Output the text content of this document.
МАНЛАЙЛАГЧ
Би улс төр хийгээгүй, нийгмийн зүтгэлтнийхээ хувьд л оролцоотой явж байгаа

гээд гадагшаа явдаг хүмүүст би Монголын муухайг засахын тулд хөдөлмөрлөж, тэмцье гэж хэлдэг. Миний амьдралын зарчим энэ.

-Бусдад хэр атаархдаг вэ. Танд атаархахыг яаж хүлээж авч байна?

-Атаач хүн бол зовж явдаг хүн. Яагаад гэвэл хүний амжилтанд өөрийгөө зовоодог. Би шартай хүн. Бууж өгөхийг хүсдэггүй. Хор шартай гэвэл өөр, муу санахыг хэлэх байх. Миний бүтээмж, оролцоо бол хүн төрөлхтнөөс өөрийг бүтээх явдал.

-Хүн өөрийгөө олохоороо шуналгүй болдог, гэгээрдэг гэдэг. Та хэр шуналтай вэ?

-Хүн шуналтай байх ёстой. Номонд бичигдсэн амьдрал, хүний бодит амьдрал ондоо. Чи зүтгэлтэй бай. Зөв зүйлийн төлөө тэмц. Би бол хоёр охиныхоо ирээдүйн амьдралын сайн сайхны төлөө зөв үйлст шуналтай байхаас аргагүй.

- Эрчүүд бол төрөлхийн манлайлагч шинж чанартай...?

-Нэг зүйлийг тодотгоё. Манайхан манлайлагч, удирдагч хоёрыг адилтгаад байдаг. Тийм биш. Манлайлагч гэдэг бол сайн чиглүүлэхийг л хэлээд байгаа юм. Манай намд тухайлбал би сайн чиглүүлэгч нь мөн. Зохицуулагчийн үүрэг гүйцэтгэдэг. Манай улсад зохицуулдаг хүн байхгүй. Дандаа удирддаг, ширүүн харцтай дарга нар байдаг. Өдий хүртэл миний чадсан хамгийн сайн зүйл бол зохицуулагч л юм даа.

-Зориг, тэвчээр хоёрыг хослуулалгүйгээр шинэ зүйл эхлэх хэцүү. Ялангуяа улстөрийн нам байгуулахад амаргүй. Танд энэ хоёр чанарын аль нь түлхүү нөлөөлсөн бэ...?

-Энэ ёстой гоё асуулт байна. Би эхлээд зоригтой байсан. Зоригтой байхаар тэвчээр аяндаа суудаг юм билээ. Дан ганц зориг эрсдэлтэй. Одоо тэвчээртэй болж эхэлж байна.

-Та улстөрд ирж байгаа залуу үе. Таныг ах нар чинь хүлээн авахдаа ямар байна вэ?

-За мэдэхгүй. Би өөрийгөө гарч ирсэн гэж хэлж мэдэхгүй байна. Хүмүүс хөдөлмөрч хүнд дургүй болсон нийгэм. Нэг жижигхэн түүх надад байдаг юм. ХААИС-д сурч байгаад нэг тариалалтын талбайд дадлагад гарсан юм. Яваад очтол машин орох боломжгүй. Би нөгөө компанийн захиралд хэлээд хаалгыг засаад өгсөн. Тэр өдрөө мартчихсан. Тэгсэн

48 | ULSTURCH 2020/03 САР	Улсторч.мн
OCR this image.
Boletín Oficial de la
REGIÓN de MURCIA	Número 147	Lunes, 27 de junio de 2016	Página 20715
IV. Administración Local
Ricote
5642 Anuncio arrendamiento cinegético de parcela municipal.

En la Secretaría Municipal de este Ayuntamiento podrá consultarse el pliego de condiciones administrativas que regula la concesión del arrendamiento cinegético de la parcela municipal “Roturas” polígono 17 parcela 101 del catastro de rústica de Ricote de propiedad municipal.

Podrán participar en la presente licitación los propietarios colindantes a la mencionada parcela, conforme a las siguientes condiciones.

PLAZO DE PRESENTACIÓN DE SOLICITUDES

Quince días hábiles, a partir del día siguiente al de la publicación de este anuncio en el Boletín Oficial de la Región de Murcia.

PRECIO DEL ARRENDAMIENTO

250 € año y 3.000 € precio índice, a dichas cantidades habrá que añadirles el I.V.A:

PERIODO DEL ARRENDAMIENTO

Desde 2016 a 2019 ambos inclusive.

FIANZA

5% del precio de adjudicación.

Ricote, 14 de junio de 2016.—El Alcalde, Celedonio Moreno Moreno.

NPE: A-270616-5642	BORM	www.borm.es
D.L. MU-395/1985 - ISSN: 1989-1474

* _Task prompt_: Type out the full listing again, exactly as given.

* _Reply_:
Output the text content of this document.
МАНЛАЙЛАГЧ
Би улс төр хийгээгүй, нийгмийн зүтгэлтнийхээ хувьд л оролцоотой явж байгаа

гээд гадагшаа явдаг хүмүүст би Монголын муухайг засахын тулд хөдөлмөрлөж, тэмцье гэж хэлдэг. Миний амьдралын зарчим энэ.

-Бусдад хэр атаархдаг вэ. Танд атаархахыг яаж хүлээж авч байна?

-Атаач хүн бол зовж явдаг хүн. Яагаад гэвэл хүний амжилтанд өөрийгөө зовоодог. Би шартай хүн. Бууж өгөхийг хүсдэггүй. Хор шартай гэвэл өөр, муу санахыг хэлэх байх. Миний бүтээмж, оролцоо бол хүн төрөлхтнөөс өөрийг бүтээх явдал.

-Хүн өөрийгөө олохоороо шуналгүй болдог, гэгээрдэг гэдэг. Та хэр шуналтай вэ?

-Хүн шуналтай байх ёстой. Номонд бичигдсэн амьдрал, хүний бодит амьдрал ондоо. Чи зүтгэлтэй бай. Зөв зүйлийн төлөө тэмц. Би бол хоёр охиныхоо ирээдүйн амьдралын сайн сайхны төлөө зөв үйлст шуналтай байхаас аргагүй.

- Эрчүүд бол төрөлхийн манлайлагч шинж чанартай...?

-Нэг зүйлийг тодотгоё. Манайхан манлайлагч, удирдагч хоёрыг адилтгаад байдаг. Тийм биш. Манлайлагч гэдэг бол сайн чиглүүлэхийг л хэлээд байгаа юм. Манай намд тухайлбал би сайн чиглүүлэгч нь мөн. Зохицуулагчийн үүрэг гүйцэтгэдэг. Манай улсад зохицуулдаг хүн байхгүй. Дандаа удирддаг, ширүүн харцтай дарга нар байдаг. Өдий хүртэл миний чадсан хамгийн сайн зүйл бол зохицуулагч л юм даа.

-Зориг, тэвчээр хоёрыг хослуулалгүйгээр шинэ зүйл эхлэх хэцүү. Ялангуяа улстөрийн нам байгуулахад амаргүй. Танд энэ хоёр чанарын аль нь түлхүү нөлөөлсөн бэ...?

-Энэ ёстой гоё асуулт байна. Би эхлээд зоригтой байсан. Зоригтой байхаар тэвчээр аяндаа суудаг юм билээ. Дан ганц зориг эрсдэлтэй. Одоо тэвчээртэй болж эхэлж байна.

-Та улстөрд ирж байгаа залуу үе. Таныг ах нар чинь хүлээн авахдаа ямар байна вэ?

-За мэдэхгүй. Би өөрийгөө гарч ирсэн гэж хэлж мэдэхгүй байна. Хүмүүс хөдөлмөрч хүнд дургүй болсон нийгэм. Нэг жижигхэн түүх надад байдаг юм. ХААИС-д сурч байгаад нэг тариалалтын талбайд дадлагад гарсан юм. Яваад очтол машин орох боломжгүй. Би нөгөө компанийн захиралд хэлээд хаалгыг засаад өгсөн. Тэр өдрөө мартчихсан. Тэгсэн

48 | ULSTURCH 2020/03 САР	Улсторч.мн
OCR this image.
Boletín Oficial de la
REGIÓN de MURCIA	Número 147	Lunes, 27 de junio de 2016	Página 20715
IV. Administración Local
Ricote
5642 Anuncio arrendamiento cinegético de parcela municipal.

En la Secretaría Municipal de este Ayuntamiento podrá consultarse el pliego de condiciones administrativas que regula la concesión del arrendamiento cinegético de la parcela municipal “Roturas” polígono 17 parcela 101 del catastro de rústica de Ricote de propiedad municipal.

Podrán participar en la presente licitación los propietarios colindantes a la mencionada parcela, conforme a las siguientes condiciones.

PLAZO DE PRESENTACIÓN DE SOLICITUDES

Quince días hábiles, a partir del día siguiente al de la publicación de este anuncio en el Boletín Oficial de la Región de Murcia.

PRECIO DEL ARRENDAMIENTO

250 € año y 3.000 € precio índice, a dichas cantidades habrá que añadirles el I.V.A:

PERIODO DEL ARRENDAMIENTO

Desde 2016 a 2019 ambos inclusive.

FIANZA

5% del precio de adjudicación.

Ricote, 14 de junio de 2016.—El Alcalde, Celedonio Moreno Moreno.

NPE: A-270616-5642	BORM	www.borm.es
D.L. MU-395/1985 - ISSN: 1989-1474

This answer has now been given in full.